• Given request: Copy each line with the word "name" in it.

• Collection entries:
* * *

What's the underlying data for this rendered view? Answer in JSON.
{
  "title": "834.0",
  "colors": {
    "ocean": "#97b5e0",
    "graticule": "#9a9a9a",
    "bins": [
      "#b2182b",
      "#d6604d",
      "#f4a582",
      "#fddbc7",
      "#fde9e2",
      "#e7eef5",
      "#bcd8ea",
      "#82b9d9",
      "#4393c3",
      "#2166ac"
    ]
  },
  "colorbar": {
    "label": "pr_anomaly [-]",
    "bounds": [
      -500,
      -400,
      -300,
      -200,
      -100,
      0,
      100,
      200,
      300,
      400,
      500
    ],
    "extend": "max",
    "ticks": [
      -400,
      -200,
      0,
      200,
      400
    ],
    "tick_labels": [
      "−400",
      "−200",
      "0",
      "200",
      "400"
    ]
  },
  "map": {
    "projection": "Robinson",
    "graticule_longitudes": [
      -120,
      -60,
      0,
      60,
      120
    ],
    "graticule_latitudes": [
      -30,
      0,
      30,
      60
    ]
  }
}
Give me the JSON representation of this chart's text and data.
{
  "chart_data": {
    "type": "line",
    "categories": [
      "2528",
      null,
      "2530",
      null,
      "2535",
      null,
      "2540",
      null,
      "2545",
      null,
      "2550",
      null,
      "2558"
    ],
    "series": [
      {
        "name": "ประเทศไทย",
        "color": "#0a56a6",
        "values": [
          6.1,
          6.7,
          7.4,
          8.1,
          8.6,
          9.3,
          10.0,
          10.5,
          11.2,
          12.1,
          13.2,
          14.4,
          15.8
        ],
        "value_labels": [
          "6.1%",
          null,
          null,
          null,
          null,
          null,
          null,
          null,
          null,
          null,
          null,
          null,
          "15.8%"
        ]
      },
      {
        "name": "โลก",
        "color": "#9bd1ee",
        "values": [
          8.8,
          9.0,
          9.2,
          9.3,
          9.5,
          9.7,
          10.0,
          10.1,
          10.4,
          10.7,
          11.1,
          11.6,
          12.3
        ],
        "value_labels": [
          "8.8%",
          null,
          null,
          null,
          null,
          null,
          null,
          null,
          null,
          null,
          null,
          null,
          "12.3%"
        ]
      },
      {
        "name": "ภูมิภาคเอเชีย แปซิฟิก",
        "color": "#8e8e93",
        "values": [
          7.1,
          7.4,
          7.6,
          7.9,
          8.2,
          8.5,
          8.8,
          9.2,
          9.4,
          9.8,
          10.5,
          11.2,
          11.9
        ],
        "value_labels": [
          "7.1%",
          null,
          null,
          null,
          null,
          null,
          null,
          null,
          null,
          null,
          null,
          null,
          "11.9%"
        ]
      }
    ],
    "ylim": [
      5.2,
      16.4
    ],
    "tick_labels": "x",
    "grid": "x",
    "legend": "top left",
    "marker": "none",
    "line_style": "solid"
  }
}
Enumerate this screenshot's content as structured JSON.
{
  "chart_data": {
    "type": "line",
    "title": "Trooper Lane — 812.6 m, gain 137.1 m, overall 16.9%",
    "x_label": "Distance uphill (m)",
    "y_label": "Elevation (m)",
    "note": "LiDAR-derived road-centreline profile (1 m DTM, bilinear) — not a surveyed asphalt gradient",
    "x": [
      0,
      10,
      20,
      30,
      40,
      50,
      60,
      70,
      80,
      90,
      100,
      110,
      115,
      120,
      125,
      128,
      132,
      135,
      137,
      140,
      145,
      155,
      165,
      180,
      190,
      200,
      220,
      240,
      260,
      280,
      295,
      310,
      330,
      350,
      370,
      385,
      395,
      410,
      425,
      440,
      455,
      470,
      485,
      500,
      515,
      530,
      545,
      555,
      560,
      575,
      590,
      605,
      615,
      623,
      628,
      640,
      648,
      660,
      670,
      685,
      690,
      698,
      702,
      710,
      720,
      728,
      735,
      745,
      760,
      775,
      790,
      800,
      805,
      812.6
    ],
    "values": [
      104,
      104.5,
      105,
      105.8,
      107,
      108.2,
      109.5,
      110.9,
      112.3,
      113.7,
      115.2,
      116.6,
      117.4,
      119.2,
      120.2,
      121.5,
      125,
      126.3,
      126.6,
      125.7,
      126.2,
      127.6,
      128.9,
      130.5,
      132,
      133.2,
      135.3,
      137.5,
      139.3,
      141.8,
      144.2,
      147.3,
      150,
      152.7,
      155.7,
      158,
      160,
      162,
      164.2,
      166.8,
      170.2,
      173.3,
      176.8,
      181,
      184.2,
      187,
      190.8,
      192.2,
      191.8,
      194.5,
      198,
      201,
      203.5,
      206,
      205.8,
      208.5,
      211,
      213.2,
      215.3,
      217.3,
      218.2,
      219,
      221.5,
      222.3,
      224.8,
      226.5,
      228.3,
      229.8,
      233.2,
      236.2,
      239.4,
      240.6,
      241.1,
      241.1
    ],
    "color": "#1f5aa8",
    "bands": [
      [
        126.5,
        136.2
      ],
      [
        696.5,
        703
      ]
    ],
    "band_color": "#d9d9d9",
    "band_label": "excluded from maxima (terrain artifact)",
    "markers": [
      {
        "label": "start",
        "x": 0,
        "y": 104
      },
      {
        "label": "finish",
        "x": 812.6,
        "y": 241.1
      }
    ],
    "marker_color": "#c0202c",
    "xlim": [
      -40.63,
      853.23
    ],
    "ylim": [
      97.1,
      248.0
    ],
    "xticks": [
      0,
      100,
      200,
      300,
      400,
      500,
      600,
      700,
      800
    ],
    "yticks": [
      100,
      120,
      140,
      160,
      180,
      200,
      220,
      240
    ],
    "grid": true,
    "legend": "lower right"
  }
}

* * *

• The reply:
        "name": "ประเทศไทย",
        "name": "โลก",
        "name": "ภูมิภาคเอเชีย แปซิฟิก",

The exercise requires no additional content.